EXERCISE PROMPT:
Reproduce each line bearing the word "sont".

## begin RECORDS PROVIDED

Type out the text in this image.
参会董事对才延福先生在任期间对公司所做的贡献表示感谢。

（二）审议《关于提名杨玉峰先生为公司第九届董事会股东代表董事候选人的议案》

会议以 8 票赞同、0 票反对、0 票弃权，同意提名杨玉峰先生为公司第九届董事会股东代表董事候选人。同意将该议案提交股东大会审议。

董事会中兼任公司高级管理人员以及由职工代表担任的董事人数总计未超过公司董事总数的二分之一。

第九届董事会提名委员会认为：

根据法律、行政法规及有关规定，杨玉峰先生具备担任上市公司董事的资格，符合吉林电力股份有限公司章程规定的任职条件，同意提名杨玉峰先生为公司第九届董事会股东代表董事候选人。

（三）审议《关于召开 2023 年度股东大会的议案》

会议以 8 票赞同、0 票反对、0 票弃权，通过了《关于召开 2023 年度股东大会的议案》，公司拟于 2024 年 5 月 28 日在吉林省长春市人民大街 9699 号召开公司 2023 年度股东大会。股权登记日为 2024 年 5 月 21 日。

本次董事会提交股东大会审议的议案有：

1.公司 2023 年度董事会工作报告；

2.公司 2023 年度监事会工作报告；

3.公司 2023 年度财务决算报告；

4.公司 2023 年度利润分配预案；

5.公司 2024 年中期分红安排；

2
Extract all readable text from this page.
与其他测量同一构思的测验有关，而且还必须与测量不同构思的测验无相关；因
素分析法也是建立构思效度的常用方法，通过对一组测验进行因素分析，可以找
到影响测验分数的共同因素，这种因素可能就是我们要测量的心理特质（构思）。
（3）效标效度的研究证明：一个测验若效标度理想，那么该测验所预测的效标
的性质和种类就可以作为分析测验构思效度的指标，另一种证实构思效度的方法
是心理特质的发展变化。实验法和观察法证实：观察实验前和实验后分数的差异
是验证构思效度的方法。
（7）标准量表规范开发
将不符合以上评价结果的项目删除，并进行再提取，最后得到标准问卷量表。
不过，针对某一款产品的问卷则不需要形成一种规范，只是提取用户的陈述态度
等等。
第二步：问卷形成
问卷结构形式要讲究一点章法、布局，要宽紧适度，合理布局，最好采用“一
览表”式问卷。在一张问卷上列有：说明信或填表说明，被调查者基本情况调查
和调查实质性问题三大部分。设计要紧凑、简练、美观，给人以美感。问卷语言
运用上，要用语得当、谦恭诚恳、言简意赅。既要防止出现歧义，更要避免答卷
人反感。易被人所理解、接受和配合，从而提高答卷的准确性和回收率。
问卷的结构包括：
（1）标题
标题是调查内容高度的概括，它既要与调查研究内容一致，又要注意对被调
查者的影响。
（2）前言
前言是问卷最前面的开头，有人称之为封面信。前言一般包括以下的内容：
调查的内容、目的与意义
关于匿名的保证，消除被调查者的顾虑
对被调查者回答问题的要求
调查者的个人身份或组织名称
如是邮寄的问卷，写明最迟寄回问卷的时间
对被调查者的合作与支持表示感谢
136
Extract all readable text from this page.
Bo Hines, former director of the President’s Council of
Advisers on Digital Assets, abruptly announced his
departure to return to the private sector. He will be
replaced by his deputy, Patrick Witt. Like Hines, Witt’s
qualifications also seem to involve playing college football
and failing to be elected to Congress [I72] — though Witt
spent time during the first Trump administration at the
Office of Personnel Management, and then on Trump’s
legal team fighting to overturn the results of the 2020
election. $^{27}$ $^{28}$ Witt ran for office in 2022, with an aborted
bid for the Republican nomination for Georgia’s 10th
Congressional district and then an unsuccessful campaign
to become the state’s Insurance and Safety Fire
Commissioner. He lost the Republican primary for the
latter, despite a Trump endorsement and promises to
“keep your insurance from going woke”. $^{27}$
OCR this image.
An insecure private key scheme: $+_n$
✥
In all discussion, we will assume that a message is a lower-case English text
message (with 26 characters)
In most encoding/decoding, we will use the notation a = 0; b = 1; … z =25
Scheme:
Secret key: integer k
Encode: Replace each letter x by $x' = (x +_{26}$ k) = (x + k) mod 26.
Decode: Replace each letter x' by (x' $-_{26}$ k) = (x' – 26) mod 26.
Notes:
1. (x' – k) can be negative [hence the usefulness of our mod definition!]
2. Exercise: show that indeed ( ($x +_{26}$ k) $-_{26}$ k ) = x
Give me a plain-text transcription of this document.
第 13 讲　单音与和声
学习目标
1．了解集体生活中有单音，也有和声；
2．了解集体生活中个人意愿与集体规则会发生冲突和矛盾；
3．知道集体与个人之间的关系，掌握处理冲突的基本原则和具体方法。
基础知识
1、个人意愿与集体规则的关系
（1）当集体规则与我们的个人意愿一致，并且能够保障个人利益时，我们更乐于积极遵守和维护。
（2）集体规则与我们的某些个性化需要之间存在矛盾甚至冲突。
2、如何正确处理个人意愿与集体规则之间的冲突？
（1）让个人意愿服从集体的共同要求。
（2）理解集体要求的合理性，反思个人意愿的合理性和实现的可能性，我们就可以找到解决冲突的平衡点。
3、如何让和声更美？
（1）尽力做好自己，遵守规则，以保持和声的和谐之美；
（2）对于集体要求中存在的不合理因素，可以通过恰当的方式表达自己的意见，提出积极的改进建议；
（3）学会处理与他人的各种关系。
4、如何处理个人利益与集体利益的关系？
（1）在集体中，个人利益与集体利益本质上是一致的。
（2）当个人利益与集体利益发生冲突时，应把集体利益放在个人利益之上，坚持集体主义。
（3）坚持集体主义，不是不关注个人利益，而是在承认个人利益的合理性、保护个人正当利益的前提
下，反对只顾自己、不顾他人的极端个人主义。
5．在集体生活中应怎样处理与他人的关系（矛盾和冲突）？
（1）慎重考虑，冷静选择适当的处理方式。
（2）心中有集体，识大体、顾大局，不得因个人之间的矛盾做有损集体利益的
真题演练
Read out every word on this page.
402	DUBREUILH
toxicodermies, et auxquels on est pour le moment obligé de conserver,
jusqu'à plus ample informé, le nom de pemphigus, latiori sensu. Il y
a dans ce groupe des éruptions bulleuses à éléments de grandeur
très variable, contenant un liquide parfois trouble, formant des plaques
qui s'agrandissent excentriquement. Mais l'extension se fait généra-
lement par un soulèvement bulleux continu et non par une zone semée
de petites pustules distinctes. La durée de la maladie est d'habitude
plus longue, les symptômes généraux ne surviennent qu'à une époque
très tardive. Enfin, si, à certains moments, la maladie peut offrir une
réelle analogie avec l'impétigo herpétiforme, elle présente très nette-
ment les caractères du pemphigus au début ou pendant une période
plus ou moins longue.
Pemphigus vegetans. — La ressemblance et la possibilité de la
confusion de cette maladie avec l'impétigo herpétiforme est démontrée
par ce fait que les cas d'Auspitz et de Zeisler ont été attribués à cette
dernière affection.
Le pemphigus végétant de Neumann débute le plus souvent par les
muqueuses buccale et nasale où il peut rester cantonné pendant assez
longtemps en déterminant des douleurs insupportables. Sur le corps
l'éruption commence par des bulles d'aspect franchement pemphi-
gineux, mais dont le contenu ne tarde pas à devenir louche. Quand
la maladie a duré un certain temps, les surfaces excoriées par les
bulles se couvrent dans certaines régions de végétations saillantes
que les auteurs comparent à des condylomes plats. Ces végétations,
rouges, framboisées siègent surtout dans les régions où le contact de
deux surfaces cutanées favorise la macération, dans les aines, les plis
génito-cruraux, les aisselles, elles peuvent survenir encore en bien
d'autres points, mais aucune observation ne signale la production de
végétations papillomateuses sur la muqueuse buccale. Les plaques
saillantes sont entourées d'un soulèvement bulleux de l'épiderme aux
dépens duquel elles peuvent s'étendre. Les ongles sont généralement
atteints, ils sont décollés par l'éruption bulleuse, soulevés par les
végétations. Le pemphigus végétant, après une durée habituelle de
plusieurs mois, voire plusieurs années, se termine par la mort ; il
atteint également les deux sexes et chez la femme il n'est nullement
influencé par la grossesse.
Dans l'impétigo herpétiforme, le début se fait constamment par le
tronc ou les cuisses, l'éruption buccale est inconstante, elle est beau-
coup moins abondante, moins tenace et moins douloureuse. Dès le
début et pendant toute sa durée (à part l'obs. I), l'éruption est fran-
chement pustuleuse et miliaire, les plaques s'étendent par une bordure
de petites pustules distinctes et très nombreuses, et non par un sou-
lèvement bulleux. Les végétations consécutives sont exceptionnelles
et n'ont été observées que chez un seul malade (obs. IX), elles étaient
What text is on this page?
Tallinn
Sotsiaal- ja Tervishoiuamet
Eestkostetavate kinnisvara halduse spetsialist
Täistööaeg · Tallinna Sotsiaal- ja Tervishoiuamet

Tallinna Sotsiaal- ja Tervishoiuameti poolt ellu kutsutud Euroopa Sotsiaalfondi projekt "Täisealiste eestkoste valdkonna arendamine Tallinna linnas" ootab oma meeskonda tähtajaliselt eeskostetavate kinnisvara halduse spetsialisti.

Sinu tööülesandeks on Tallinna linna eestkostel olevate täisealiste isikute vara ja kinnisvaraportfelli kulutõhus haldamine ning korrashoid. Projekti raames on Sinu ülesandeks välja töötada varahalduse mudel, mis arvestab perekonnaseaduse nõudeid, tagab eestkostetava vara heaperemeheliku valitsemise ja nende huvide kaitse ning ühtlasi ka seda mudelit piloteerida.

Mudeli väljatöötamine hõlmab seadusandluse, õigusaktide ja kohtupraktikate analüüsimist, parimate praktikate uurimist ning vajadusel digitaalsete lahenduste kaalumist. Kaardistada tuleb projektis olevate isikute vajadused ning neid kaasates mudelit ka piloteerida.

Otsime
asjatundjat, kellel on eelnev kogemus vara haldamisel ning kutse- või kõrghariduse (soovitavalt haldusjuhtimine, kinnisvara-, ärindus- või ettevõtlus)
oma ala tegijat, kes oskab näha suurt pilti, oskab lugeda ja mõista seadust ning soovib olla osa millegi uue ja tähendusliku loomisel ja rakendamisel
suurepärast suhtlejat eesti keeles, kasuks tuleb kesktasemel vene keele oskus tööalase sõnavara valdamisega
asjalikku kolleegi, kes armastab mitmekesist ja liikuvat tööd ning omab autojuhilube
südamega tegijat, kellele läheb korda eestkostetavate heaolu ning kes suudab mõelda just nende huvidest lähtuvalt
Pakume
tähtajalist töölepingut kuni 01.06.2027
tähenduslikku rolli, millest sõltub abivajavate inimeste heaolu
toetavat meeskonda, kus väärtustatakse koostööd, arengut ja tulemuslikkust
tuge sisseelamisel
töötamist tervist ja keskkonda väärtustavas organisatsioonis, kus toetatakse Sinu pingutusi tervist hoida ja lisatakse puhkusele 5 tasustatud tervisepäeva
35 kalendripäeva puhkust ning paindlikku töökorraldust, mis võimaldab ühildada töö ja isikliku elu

## end RECORDS PROVIDED

OUTPUT BELOW:
saillantes sont entourées d'un soulèvement bulleux de l'épiderme aux
dépens duquel elles peuvent s'étendre. Les ongles sont généralement
atteints, ils sont décollés par l'éruption bulleuse, soulevés par les
lèvement bulleux. Les végétations consécutives sont exceptionnelles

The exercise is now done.